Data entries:

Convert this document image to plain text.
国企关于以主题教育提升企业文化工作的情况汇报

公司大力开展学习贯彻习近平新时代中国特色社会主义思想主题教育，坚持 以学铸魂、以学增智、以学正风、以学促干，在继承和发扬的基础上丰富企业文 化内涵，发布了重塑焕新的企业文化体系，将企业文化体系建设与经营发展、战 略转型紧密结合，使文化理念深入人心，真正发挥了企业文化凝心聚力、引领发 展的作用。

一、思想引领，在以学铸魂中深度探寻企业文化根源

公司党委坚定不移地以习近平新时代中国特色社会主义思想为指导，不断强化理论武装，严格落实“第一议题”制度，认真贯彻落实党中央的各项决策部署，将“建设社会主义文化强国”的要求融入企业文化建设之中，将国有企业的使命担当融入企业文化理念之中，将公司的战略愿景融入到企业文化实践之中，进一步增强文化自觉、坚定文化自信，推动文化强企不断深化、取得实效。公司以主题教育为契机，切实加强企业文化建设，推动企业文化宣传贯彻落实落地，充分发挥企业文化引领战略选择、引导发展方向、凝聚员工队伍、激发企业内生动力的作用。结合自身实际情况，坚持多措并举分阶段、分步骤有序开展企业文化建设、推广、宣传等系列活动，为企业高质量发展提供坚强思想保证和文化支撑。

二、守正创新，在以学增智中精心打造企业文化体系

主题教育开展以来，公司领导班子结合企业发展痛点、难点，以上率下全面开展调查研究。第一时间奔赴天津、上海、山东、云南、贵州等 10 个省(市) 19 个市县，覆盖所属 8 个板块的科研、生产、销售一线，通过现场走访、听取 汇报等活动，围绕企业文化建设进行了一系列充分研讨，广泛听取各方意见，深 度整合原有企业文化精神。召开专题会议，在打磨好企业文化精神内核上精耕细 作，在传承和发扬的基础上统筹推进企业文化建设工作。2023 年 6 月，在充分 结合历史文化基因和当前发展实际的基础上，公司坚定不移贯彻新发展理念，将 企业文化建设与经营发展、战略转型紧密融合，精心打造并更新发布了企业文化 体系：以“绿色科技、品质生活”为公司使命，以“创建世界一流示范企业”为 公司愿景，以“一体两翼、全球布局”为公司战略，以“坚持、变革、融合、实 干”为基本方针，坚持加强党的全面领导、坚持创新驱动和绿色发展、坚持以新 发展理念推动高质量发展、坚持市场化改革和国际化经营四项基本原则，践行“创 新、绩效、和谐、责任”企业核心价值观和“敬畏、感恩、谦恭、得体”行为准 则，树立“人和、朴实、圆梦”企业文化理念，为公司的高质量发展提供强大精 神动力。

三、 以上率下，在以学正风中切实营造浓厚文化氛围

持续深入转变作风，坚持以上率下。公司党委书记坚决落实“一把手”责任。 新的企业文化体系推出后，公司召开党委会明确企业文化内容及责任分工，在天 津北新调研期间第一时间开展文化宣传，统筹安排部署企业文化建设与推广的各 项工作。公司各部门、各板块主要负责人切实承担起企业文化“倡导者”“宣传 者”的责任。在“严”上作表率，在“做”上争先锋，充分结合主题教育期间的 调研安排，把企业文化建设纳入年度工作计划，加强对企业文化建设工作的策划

#### [Short problem]
Copy every line of the records word for word.

#### [Response below]
Convert this document image to plain text.
国企关于以主题教育提升企业文化工作的情况汇报

公司大力开展学习贯彻习近平新时代中国特色社会主义思想主题教育，坚持 以学铸魂、以学增智、以学正风、以学促干，在继承和发扬的基础上丰富企业文 化内涵，发布了重塑焕新的企业文化体系，将企业文化体系建设与经营发展、战 略转型紧密结合，使文化理念深入人心，真正发挥了企业文化凝心聚力、引领发 展的作用。

一、思想引领，在以学铸魂中深度探寻企业文化根源

公司党委坚定不移地以习近平新时代中国特色社会主义思想为指导，不断强化理论武装，严格落实“第一议题”制度，认真贯彻落实党中央的各项决策部署，将“建设社会主义文化强国”的要求融入企业文化建设之中，将国有企业的使命担当融入企业文化理念之中，将公司的战略愿景融入到企业文化实践之中，进一步增强文化自觉、坚定文化自信，推动文化强企不断深化、取得实效。公司以主题教育为契机，切实加强企业文化建设，推动企业文化宣传贯彻落实落地，充分发挥企业文化引领战略选择、引导发展方向、凝聚员工队伍、激发企业内生动力的作用。结合自身实际情况，坚持多措并举分阶段、分步骤有序开展企业文化建设、推广、宣传等系列活动，为企业高质量发展提供坚强思想保证和文化支撑。

二、守正创新，在以学增智中精心打造企业文化体系

主题教育开展以来，公司领导班子结合企业发展痛点、难点，以上率下全面开展调查研究。第一时间奔赴天津、上海、山东、云南、贵州等 10 个省(市) 19 个市县，覆盖所属 8 个板块的科研、生产、销售一线，通过现场走访、听取 汇报等活动，围绕企业文化建设进行了一系列充分研讨，广泛听取各方意见，深 度整合原有企业文化精神。召开专题会议，在打磨好企业文化精神内核上精耕细 作，在传承和发扬的基础上统筹推进企业文化建设工作。2023 年 6 月，在充分 结合历史文化基因和当前发展实际的基础上，公司坚定不移贯彻新发展理念，将 企业文化建设与经营发展、战略转型紧密融合，精心打造并更新发布了企业文化 体系：以“绿色科技、品质生活”为公司使命，以“创建世界一流示范企业”为 公司愿景，以“一体两翼、全球布局”为公司战略，以“坚持、变革、融合、实 干”为基本方针，坚持加强党的全面领导、坚持创新驱动和绿色发展、坚持以新 发展理念推动高质量发展、坚持市场化改革和国际化经营四项基本原则，践行“创 新、绩效、和谐、责任”企业核心价值观和“敬畏、感恩、谦恭、得体”行为准 则，树立“人和、朴实、圆梦”企业文化理念，为公司的高质量发展提供强大精 神动力。

三、 以上率下，在以学正风中切实营造浓厚文化氛围

持续深入转变作风，坚持以上率下。公司党委书记坚决落实“一把手”责任。 新的企业文化体系推出后，公司召开党委会明确企业文化内容及责任分工，在天 津北新调研期间第一时间开展文化宣传，统筹安排部署企业文化建设与推广的各 项工作。公司各部门、各板块主要负责人切实承担起企业文化“倡导者”“宣传 者”的责任。在“严”上作表率，在“做”上争先锋，充分结合主题教育期间的 调研安排，把企业文化建设纳入年度工作计划，加强对企业文化建设工作的策划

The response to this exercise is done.